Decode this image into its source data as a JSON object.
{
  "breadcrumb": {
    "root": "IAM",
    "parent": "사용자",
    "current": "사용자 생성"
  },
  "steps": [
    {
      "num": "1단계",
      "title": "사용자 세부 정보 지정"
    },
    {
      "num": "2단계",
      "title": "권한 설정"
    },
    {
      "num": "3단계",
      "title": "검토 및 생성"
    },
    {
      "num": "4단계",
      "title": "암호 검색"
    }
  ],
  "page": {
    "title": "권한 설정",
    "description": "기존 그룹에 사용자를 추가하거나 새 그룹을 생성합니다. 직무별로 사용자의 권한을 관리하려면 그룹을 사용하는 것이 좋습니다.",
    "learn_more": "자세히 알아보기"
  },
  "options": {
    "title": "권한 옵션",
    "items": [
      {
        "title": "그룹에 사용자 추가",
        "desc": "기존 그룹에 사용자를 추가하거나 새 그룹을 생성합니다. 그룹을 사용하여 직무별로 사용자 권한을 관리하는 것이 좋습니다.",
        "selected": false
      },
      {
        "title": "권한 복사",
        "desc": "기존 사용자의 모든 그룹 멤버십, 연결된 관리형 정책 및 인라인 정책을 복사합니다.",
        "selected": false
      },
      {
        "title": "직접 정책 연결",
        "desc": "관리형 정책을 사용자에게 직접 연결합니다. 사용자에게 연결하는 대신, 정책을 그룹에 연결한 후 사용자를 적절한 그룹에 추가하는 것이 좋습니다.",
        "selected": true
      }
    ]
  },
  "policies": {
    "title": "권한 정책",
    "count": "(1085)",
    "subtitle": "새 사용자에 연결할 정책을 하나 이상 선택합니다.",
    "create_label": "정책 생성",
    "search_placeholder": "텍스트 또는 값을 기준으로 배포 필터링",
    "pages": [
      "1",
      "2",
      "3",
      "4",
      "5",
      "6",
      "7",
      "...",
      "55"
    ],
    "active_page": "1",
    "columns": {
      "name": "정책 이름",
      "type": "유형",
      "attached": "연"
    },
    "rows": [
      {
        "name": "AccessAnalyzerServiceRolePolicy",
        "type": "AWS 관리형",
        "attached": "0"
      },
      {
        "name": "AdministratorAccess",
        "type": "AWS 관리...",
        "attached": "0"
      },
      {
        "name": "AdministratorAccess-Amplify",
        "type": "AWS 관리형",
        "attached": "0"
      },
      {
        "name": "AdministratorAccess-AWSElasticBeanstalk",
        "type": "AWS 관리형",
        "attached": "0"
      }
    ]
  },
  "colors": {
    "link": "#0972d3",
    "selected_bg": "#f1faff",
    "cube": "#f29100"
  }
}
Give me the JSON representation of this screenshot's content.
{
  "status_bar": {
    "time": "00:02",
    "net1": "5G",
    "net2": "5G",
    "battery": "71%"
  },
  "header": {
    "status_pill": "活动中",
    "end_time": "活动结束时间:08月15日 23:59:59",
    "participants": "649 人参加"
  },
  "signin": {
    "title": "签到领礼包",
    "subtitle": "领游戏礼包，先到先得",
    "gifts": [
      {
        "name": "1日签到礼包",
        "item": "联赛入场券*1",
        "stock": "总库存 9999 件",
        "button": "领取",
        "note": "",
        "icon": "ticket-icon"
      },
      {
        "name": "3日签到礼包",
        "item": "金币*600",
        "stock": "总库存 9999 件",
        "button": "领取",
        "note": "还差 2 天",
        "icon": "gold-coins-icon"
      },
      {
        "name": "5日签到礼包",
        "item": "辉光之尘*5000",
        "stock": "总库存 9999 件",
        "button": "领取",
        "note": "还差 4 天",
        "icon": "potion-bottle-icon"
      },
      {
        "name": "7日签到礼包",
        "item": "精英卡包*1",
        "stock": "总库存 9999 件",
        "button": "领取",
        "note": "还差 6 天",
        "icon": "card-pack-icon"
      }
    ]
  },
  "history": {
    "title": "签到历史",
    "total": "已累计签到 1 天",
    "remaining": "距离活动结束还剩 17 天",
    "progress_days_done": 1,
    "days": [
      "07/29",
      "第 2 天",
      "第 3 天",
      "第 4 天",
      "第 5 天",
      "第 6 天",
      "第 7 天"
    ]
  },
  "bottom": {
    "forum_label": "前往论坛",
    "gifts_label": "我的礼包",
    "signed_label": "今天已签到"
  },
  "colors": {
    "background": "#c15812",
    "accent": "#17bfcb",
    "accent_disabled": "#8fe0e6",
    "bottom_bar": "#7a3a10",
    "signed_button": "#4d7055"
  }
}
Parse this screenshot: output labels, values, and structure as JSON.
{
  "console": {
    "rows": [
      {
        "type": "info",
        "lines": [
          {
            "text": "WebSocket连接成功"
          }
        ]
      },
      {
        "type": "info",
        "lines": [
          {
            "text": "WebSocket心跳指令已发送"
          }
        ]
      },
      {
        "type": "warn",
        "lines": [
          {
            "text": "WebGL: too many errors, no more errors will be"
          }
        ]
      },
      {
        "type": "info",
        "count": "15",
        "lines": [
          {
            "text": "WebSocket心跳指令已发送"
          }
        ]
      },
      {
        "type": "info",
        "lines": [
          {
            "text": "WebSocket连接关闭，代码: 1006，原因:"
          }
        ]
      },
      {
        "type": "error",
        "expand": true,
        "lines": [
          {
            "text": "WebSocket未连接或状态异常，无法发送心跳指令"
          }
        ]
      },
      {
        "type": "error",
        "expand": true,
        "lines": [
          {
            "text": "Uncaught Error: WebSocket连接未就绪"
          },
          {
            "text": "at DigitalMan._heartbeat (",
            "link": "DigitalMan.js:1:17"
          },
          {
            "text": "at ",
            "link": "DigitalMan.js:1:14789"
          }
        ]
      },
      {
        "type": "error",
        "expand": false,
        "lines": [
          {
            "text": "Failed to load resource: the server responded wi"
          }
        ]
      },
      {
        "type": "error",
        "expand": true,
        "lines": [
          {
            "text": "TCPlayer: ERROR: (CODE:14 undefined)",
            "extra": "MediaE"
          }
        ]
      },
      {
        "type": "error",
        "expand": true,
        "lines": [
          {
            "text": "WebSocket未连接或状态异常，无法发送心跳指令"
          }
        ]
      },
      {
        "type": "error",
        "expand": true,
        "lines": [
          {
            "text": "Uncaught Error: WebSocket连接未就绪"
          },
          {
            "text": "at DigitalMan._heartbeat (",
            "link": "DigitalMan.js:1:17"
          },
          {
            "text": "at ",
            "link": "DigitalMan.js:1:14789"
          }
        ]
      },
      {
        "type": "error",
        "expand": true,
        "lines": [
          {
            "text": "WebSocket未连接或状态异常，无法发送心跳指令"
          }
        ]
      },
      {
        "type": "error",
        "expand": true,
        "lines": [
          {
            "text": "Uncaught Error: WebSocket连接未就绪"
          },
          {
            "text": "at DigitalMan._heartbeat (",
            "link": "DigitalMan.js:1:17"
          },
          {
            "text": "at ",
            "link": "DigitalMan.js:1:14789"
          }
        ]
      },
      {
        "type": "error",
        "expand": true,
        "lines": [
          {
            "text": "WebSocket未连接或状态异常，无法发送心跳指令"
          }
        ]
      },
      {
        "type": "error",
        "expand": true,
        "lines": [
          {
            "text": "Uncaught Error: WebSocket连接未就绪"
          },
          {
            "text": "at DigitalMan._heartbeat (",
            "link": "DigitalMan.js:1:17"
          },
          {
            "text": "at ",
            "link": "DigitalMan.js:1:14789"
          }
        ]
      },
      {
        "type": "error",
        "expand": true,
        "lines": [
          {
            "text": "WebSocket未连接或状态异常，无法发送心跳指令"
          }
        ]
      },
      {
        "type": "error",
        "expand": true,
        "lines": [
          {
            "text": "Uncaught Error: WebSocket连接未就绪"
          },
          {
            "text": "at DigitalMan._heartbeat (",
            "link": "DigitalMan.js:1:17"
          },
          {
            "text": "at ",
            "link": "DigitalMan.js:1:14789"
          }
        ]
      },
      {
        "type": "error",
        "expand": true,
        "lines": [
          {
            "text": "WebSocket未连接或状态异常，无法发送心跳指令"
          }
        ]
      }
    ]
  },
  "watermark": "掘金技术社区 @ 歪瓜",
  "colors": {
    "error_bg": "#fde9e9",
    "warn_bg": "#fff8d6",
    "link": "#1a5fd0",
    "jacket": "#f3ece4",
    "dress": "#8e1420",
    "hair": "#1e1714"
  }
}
------------------------------------------------------------
Find the lines that include the string "name", then copy each of them.

      "name": "정책 이름",
        "name": "AccessAnalyzerServiceRolePolicy",
        "name": "AdministratorAccess",
        "name": "AdministratorAccess-Amplify",
        "name": "AdministratorAccess-AWSElasticBeanstalk",
        "name": "1日签到礼包",
        "name": "3日签到礼包",
        "name": "5日签到礼包",
        "name": "7日签到礼包",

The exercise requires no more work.